What to produce
Copy the rows word for word, from the first one through the line that contains "y-tick-label: 0 — [178, 652, 188, 672]", with both ends included.

--- Start ---

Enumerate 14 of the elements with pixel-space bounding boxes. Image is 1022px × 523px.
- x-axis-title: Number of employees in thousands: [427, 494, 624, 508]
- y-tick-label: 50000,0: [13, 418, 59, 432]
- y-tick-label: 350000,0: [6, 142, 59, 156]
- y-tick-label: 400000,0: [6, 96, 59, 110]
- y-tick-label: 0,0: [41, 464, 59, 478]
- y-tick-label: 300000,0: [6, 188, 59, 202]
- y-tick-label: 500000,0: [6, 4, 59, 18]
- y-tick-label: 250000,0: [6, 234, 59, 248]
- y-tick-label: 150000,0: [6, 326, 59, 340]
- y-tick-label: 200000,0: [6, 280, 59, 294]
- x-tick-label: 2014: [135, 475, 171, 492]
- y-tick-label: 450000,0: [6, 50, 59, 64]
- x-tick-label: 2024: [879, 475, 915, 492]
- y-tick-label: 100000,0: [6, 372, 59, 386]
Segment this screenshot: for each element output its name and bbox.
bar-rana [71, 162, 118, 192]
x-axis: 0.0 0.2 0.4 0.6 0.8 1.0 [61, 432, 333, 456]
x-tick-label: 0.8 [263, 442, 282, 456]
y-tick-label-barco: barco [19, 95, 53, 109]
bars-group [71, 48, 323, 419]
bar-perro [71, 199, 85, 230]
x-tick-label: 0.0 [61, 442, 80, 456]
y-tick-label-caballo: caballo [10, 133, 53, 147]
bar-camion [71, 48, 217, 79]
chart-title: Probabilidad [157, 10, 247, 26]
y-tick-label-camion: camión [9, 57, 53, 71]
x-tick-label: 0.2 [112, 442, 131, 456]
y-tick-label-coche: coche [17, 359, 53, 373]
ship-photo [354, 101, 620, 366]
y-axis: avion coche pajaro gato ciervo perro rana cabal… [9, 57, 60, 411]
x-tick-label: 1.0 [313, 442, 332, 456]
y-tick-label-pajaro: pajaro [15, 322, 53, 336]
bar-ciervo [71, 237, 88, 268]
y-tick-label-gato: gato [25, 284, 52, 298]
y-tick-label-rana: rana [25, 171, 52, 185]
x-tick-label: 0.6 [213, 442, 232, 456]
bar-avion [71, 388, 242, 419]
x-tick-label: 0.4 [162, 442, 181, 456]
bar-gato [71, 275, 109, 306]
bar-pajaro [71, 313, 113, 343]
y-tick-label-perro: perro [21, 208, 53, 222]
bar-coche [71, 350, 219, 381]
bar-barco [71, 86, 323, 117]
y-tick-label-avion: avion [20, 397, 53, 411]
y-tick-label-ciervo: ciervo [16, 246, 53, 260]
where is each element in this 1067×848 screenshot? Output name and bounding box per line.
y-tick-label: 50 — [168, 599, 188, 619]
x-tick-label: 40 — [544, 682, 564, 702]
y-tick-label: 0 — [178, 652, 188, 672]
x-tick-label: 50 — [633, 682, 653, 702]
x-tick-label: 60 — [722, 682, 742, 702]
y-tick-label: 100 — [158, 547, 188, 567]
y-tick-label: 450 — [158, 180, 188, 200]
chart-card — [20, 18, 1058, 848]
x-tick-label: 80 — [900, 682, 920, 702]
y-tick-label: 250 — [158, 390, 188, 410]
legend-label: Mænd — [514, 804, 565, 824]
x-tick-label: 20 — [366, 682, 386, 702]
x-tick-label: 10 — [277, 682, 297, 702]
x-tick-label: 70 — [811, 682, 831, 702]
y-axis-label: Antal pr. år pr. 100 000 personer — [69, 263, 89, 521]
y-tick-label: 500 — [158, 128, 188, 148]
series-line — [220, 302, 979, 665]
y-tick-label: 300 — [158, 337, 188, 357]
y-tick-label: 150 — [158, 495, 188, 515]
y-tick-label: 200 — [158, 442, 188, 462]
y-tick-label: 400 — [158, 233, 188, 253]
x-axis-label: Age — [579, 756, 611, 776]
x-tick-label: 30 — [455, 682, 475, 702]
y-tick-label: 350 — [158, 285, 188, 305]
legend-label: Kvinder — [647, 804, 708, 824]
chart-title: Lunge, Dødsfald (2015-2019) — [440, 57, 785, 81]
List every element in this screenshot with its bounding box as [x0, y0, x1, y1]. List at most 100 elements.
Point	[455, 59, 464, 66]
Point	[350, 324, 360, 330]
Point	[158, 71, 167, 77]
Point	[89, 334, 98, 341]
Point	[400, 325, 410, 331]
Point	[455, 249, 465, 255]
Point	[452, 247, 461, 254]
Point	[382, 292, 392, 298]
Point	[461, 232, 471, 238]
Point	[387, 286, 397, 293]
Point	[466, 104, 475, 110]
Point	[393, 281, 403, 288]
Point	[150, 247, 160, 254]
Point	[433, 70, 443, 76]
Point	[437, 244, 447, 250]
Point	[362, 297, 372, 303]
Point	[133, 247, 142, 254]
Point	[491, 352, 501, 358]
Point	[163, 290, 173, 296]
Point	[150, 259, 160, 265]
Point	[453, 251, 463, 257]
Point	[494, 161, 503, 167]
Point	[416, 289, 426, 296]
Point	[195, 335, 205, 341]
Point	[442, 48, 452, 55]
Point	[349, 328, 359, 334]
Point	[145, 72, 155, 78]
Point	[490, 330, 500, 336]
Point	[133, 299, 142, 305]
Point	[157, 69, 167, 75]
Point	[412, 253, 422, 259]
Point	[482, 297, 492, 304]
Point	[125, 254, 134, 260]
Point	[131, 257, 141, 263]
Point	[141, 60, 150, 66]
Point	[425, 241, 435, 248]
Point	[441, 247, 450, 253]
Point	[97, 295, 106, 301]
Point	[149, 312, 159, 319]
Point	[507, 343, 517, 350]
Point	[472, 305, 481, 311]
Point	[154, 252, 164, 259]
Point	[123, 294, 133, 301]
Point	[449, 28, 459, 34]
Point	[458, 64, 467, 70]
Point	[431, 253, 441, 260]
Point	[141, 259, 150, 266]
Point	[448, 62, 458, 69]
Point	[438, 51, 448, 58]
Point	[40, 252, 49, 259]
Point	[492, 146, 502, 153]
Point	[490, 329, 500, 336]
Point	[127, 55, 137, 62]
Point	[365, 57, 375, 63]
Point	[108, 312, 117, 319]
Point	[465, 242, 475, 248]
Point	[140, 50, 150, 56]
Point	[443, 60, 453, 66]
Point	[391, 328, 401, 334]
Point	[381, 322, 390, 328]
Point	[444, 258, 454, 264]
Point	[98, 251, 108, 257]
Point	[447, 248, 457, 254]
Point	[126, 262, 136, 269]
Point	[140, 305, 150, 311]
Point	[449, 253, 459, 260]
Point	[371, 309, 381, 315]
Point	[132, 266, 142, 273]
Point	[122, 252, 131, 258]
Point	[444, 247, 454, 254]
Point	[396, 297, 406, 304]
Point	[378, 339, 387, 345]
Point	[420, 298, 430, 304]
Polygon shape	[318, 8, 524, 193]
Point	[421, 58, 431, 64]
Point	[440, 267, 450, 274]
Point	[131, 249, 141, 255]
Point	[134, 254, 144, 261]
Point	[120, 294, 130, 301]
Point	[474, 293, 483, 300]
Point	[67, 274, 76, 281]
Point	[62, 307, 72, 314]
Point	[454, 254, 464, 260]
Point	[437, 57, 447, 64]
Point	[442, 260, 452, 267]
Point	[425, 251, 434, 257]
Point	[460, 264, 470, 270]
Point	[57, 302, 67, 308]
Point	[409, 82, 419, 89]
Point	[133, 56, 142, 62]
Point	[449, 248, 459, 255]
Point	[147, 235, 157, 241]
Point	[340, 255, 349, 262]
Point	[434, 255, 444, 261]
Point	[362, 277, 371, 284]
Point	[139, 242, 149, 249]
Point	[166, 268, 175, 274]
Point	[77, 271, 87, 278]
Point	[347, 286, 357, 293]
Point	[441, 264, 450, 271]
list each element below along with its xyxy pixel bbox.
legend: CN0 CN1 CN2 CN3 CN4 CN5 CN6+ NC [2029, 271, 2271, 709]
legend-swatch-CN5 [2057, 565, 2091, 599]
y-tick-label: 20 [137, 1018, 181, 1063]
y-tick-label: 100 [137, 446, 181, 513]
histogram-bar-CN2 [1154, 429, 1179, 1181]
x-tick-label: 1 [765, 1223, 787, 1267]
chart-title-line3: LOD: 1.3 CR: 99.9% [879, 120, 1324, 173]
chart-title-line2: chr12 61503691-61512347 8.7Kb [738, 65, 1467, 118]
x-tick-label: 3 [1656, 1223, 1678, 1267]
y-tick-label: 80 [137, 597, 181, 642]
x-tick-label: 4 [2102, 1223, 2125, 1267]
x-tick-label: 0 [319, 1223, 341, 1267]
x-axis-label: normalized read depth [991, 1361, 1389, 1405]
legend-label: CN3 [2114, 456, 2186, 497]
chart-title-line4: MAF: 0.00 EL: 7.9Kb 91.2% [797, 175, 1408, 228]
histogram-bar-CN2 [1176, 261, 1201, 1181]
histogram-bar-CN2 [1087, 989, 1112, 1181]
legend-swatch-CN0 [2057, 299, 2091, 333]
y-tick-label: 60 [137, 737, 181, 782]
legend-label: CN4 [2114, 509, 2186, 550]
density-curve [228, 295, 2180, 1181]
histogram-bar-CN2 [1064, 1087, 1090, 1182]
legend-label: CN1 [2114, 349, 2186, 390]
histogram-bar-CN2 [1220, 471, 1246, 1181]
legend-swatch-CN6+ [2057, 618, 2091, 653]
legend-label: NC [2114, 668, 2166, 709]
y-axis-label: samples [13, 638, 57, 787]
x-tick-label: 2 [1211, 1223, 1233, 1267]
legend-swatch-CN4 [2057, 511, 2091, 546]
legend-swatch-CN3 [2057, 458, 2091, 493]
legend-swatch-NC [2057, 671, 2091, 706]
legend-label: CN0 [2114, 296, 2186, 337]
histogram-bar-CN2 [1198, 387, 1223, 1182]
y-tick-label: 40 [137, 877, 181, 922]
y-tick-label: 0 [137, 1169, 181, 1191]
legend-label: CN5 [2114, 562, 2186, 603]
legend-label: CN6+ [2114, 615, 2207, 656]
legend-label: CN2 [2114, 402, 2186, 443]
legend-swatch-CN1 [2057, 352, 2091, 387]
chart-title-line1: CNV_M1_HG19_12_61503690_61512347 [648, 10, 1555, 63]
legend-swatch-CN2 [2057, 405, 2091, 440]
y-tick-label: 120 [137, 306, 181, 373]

--- End ---

Final answer
Enumerate 14 of the elements with pixel-space bounding boxes. Image is 1022px × 523px.
- x-axis-title: Number of employees in thousands: [427, 494, 624, 508]
- y-tick-label: 50000,0: [13, 418, 59, 432]
- y-tick-label: 350000,0: [6, 142, 59, 156]
- y-tick-label: 400000,0: [6, 96, 59, 110]
- y-tick-label: 0,0: [41, 464, 59, 478]
- y-tick-label: 300000,0: [6, 188, 59, 202]
- y-tick-label: 500000,0: [6, 4, 59, 18]
- y-tick-label: 250000,0: [6, 234, 59, 248]
- y-tick-label: 150000,0: [6, 326, 59, 340]
- y-tick-label: 200000,0: [6, 280, 59, 294]
- x-tick-label: 2014: [135, 475, 171, 492]
- y-tick-label: 450000,0: [6, 50, 59, 64]
- x-tick-label: 2024: [879, 475, 915, 492]
- y-tick-label: 100000,0: [6, 372, 59, 386]
Segment this screenshot: for each element output its name and bbox.
bar-rana [71, 162, 118, 192]
x-axis: 0.0 0.2 0.4 0.6 0.8 1.0 [61, 432, 333, 456]
x-tick-label: 0.8 [263, 442, 282, 456]
y-tick-label-barco: barco [19, 95, 53, 109]
bars-group [71, 48, 323, 419]
bar-perro [71, 199, 85, 230]
x-tick-label: 0.0 [61, 442, 80, 456]
y-tick-label-caballo: caballo [10, 133, 53, 147]
bar-camion [71, 48, 217, 79]
chart-title: Probabilidad [157, 10, 247, 26]
y-tick-label-camion: camión [9, 57, 53, 71]
x-tick-label: 0.2 [112, 442, 131, 456]
y-tick-label-coche: coche [17, 359, 53, 373]
ship-photo [354, 101, 620, 366]
y-axis: avion coche pajaro gato ciervo perro rana cabal… [9, 57, 60, 411]
x-tick-label: 1.0 [313, 442, 332, 456]
y-tick-label-pajaro: pajaro [15, 322, 53, 336]
bar-ciervo [71, 237, 88, 268]
y-tick-label-gato: gato [25, 284, 52, 298]
y-tick-label-rana: rana [25, 171, 52, 185]
x-tick-label: 0.6 [213, 442, 232, 456]
bar-avion [71, 388, 242, 419]
x-tick-label: 0.4 [162, 442, 181, 456]
bar-gato [71, 275, 109, 306]
bar-pajaro [71, 313, 113, 343]
y-tick-label-perro: perro [21, 208, 53, 222]
bar-coche [71, 350, 219, 381]
bar-barco [71, 86, 323, 117]
y-tick-label-avion: avion [20, 397, 53, 411]
y-tick-label-ciervo: ciervo [16, 246, 53, 260]
where is each element in this 1067×848 screenshot? Output name and bounding box per line.
y-tick-label: 50 — [168, 599, 188, 619]
x-tick-label: 40 — [544, 682, 564, 702]
y-tick-label: 0 — [178, 652, 188, 672]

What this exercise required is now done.